WHAT TO WORK ON
Return each line containing "Reichstags".

[Stored records]
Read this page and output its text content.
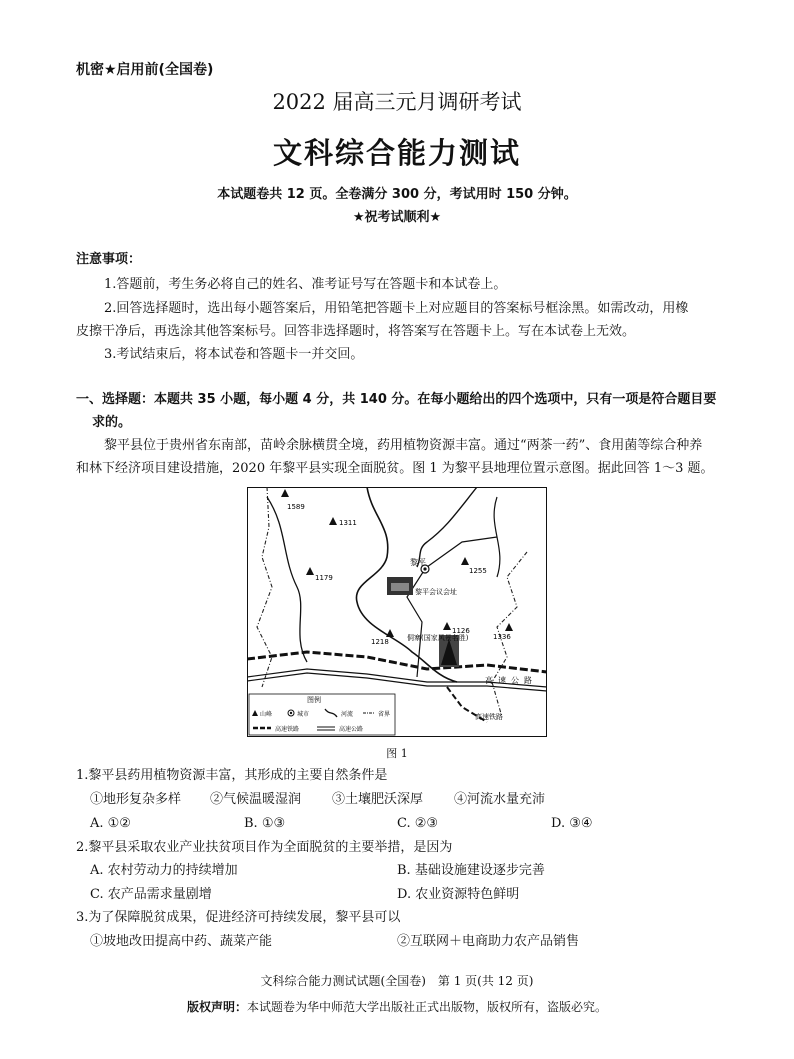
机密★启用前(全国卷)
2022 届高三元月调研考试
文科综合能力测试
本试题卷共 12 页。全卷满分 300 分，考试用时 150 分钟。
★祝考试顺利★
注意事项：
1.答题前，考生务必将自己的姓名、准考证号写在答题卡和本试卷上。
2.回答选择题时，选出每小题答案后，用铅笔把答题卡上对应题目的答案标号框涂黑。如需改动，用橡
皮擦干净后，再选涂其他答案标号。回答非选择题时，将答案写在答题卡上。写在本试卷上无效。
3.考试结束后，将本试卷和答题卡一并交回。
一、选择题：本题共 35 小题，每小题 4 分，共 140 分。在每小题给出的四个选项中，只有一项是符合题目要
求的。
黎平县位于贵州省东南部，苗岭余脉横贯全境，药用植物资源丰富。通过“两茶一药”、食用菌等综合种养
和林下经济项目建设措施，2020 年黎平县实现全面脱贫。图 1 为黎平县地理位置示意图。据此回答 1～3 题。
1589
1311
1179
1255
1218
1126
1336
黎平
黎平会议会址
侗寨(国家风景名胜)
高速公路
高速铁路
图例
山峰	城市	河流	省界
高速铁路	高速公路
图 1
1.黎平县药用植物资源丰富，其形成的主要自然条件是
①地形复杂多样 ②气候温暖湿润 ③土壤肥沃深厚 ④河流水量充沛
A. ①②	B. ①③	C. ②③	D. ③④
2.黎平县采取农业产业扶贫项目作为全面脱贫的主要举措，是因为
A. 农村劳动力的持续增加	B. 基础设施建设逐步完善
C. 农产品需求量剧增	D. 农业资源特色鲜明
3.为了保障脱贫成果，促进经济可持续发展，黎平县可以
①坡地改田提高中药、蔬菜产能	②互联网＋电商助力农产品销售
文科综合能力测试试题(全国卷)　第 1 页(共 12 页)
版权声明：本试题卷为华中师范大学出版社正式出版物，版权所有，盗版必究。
==
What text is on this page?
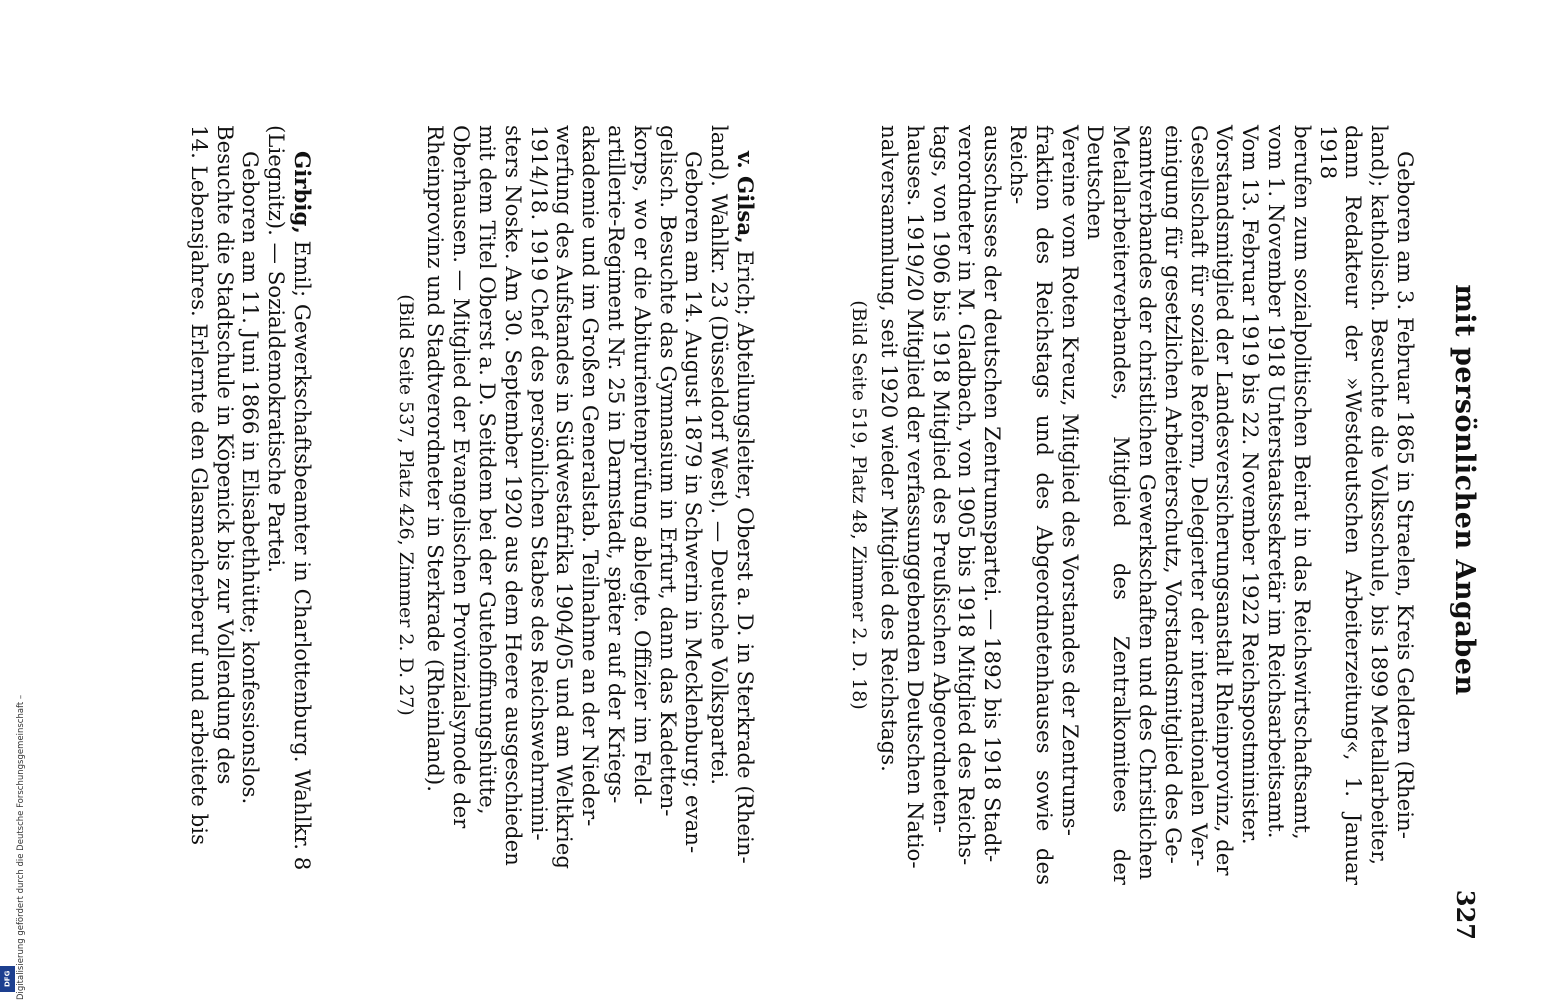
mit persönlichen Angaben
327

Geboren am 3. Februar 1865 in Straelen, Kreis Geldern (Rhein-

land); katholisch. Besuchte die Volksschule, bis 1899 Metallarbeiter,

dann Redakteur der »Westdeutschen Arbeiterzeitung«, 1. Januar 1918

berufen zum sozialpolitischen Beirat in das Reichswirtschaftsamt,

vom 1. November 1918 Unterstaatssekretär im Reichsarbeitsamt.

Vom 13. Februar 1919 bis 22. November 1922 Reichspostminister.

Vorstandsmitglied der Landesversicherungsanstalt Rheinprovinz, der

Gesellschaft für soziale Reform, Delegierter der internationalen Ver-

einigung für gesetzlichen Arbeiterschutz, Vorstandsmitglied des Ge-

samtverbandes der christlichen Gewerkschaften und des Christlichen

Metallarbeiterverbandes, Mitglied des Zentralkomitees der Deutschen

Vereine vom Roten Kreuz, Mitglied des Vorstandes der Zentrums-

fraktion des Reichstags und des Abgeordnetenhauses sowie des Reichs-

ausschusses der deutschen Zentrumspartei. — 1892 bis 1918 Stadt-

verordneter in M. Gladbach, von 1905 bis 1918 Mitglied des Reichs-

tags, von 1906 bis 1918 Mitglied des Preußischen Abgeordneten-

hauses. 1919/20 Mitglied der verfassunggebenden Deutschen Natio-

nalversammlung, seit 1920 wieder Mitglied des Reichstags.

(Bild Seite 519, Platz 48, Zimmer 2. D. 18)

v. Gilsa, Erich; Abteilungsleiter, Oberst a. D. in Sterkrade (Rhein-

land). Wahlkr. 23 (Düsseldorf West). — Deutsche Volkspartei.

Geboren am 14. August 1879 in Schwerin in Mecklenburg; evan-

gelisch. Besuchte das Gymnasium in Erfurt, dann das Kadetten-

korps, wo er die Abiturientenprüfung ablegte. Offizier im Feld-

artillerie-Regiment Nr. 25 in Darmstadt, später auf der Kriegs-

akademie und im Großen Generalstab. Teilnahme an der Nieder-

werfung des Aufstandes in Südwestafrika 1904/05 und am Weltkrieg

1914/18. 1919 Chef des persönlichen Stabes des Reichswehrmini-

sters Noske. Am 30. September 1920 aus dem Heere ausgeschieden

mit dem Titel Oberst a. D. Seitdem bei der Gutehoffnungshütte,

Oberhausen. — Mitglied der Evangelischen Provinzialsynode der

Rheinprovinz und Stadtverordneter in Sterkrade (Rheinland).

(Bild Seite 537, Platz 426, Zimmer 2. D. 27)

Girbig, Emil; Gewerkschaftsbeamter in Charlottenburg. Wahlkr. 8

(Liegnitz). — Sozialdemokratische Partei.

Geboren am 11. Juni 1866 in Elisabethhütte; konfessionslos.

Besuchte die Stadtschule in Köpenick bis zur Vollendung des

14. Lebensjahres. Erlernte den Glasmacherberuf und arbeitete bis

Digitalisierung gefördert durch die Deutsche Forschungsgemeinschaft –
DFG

FINISHED EXERCISE
fraktion des Reichstags und des Abgeordnetenhauses sowie des Reichs-
nalversammlung, seit 1920 wieder Mitglied des Reichstags.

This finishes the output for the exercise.